## Stated goal
A faithful transcription of all the data is required.
[START Records for this exercise]
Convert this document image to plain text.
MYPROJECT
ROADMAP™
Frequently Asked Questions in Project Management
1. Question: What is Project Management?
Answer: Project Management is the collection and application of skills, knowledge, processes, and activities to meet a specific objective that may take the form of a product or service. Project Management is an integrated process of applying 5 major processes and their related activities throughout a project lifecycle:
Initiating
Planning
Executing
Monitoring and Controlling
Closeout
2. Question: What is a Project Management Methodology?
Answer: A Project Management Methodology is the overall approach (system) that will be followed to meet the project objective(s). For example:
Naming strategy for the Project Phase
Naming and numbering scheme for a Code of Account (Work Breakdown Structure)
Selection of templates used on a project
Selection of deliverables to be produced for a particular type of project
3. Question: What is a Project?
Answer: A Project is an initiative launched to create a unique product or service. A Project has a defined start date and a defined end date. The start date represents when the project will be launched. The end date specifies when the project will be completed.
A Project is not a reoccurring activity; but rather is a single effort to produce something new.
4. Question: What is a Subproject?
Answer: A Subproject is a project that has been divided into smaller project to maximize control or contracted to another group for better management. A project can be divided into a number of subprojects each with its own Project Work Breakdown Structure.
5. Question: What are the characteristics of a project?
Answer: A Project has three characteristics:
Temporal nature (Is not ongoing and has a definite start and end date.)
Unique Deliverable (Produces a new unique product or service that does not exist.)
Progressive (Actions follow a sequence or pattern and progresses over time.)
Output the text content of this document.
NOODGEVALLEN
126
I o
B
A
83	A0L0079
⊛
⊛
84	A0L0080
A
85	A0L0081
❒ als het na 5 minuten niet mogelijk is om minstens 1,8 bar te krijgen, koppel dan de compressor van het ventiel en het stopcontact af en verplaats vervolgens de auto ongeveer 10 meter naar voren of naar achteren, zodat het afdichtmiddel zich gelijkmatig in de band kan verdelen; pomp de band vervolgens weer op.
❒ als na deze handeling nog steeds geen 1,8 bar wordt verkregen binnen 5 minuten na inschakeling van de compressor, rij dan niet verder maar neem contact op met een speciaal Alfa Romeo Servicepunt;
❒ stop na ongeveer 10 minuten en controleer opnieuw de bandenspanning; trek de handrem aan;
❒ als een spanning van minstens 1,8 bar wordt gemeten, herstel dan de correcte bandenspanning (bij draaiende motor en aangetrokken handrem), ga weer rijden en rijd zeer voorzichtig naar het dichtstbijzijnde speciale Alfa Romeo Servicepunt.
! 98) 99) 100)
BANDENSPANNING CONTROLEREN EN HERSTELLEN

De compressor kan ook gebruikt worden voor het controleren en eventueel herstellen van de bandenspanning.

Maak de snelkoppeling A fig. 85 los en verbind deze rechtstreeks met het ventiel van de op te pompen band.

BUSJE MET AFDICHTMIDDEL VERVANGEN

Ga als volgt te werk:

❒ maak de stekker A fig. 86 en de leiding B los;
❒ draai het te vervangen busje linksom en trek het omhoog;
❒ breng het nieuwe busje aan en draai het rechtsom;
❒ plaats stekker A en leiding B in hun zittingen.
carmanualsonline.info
[END Records for this exercise]
## Full solution
Convert this document image to plain text.
MYPROJECT
ROADMAP™
Frequently Asked Questions in Project Management
1. Question: What is Project Management?
Answer: Project Management is the collection and application of skills, knowledge, processes, and activities to meet a specific objective that may take the form of a product or service. Project Management is an integrated process of applying 5 major processes and their related activities throughout a project lifecycle:
Initiating
Planning
Executing
Monitoring and Controlling
Closeout
2. Question: What is a Project Management Methodology?
Answer: A Project Management Methodology is the overall approach (system) that will be followed to meet the project objective(s). For example:
Naming strategy for the Project Phase
Naming and numbering scheme for a Code of Account (Work Breakdown Structure)
Selection of templates used on a project
Selection of deliverables to be produced for a particular type of project
3. Question: What is a Project?
Answer: A Project is an initiative launched to create a unique product or service. A Project has a defined start date and a defined end date. The start date represents when the project will be launched. The end date specifies when the project will be completed.
A Project is not a reoccurring activity; but rather is a single effort to produce something new.
4. Question: What is a Subproject?
Answer: A Subproject is a project that has been divided into smaller project to maximize control or contracted to another group for better management. A project can be divided into a number of subprojects each with its own Project Work Breakdown Structure.
5. Question: What are the characteristics of a project?
Answer: A Project has three characteristics:
Temporal nature (Is not ongoing and has a definite start and end date.)
Unique Deliverable (Produces a new unique product or service that does not exist.)
Progressive (Actions follow a sequence or pattern and progresses over time.)
Output the text content of this document.
NOODGEVALLEN
126
I o
B
A
83	A0L0079
⊛
⊛
84	A0L0080
A
85	A0L0081
❒ als het na 5 minuten niet mogelijk is om minstens 1,8 bar te krijgen, koppel dan de compressor van het ventiel en het stopcontact af en verplaats vervolgens de auto ongeveer 10 meter naar voren of naar achteren, zodat het afdichtmiddel zich gelijkmatig in de band kan verdelen; pomp de band vervolgens weer op.
❒ als na deze handeling nog steeds geen 1,8 bar wordt verkregen binnen 5 minuten na inschakeling van de compressor, rij dan niet verder maar neem contact op met een speciaal Alfa Romeo Servicepunt;
❒ stop na ongeveer 10 minuten en controleer opnieuw de bandenspanning; trek de handrem aan;
❒ als een spanning van minstens 1,8 bar wordt gemeten, herstel dan de correcte bandenspanning (bij draaiende motor en aangetrokken handrem), ga weer rijden en rijd zeer voorzichtig naar het dichtstbijzijnde speciale Alfa Romeo Servicepunt.
! 98) 99) 100)
BANDENSPANNING CONTROLEREN EN HERSTELLEN

De compressor kan ook gebruikt worden voor het controleren en eventueel herstellen van de bandenspanning.

Maak de snelkoppeling A fig. 85 los en verbind deze rechtstreeks met het ventiel van de op te pompen band.

BUSJE MET AFDICHTMIDDEL VERVANGEN

Ga als volgt te werk:

❒ maak de stekker A fig. 86 en de leiding B los;
❒ draai het te vervangen busje linksom en trek het omhoog;
❒ breng het nieuwe busje aan en draai het rechtsom;
❒ plaats stekker A en leiding B in hun zittingen.
carmanualsonline.info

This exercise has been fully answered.